# Brought ears to my eyes (Rebel)



## mylissyk (Feb 25, 2007)

16.5? Seriously? Do you suppose those people had ever trimmed his nails in 16 years? 

You did an awesome thing for this boy, you should be proud of yourself!


----------



## AcesWild (Nov 29, 2008)

I think it had been at least 2 years if not more.


----------



## Bob Dylan (Mar 31, 2009)

I can't imagine how anyone could give up their dog. Thank You for taking care of Rebel.


----------



## GoldenJoyx'stwo (Feb 25, 2007)

Karen posted the link to "Rebel's" info quiet awhile ago. It is very sad, but the ending is a happy one.


----------



## goldencontriever3 (Nov 7, 2008)

You did a wonderful thing and should be very proud of yourself!! Thank you for caring for this pup.


----------



## NuttinButGoldens (Jan 10, 2009)

This old guy has really captured my heart. I can't explain it, but he has. I've said it before, I wish I could take him. But the fact is you need to be particularly financially able to take care of a 16+ year old Golden. There will inevitably be vet bills.


----------



## Karen519 (Aug 21, 2006)

*Aces*

Aces:

You and Low Country TRULY saved Rebel's Life.
*
HERE is REBEL: STILL needs to be adopted!!!*

http://www.lcgrr.org/adoptable.htm


----------



## honeysmum (Dec 4, 2007)

I hope Rebel can find a forever home soon, a very special person I hope will take him, as at his age I think a lot of people would love to but due to his age be put off with the thought of getting attached and perhaps loseing him in the not to distant future, will be thinking of you sweet little man hope you find your forever home.


----------



## AcesWild (Nov 29, 2008)

I had not seen it until today. But I'm so glad it's there. I love him to bits and would have kept him if I could have a second dog in the dorm. (That might be pushing it!).


----------



## Ruby'smom (Feb 4, 2008)

awww bless him 
he looks a real babe and a half
looking at the website they have 5 puppies dumped in a high kill shelter one word comes to mind
WHY ????????
they are gorgeous as are all puppies but why dump them 
surely puppies are the easiest to rehome 
I for one would take one in a heart beat


----------



## AcesWild (Nov 29, 2008)

Me toooo. Moxie is the only one for me for now. Until we can get settled somewhere.


----------



## Karen519 (Aug 21, 2006)

*Aces*

Aces

Is Moxie staying with your parents while you're at school?


----------



## AcesWild (Nov 29, 2008)

No Moxie will be at school with me, as usual. She also is going to new york with me.


----------

* **Written problem**: Reproduce the part of the forum thread about Rebel that opens with the words containing "## goldencontriever3 (Nov" and closes with "be vet bills.". The material below the thread comes from a different source.

* **Extracted material**:

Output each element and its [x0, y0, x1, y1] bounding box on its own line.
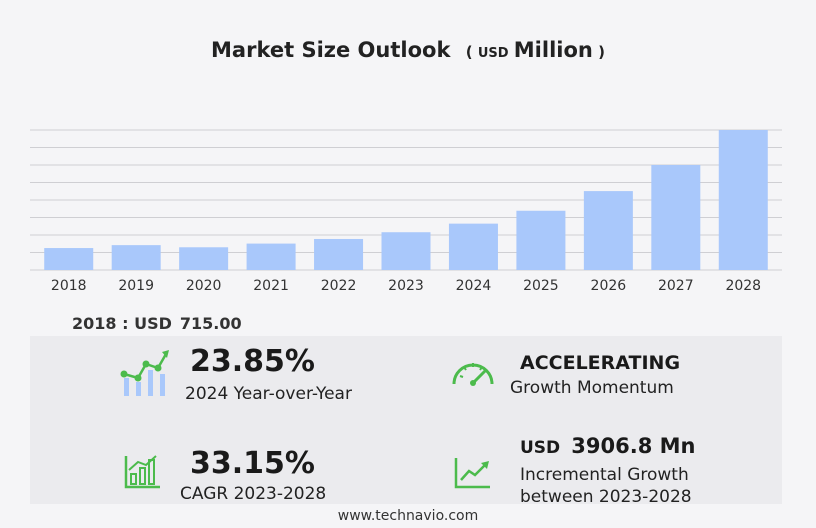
---
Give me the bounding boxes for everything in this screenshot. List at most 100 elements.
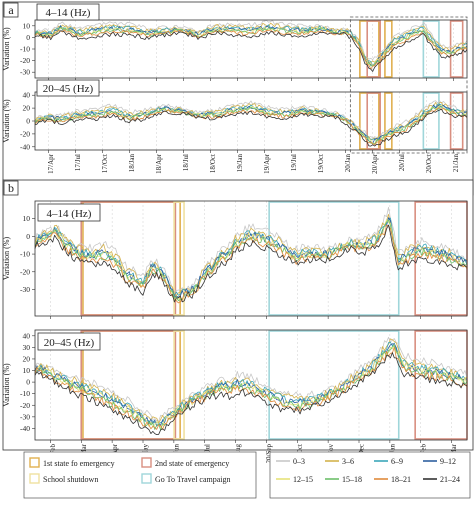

* **Result**:
## goldencontriever3 (Nov 7, 2008)

You did a wonderful thing and should be very proud of yourself!! Thank you for caring for this pup.


----------



## NuttinButGoldens (Jan 10, 2009)

This old guy has really captured my heart. I can't explain it, but he has. I've said it before, I wish I could take him. But the fact is you need to be particularly financially able to take care of a 16+ year old Golden. There will inevitably be vet bills.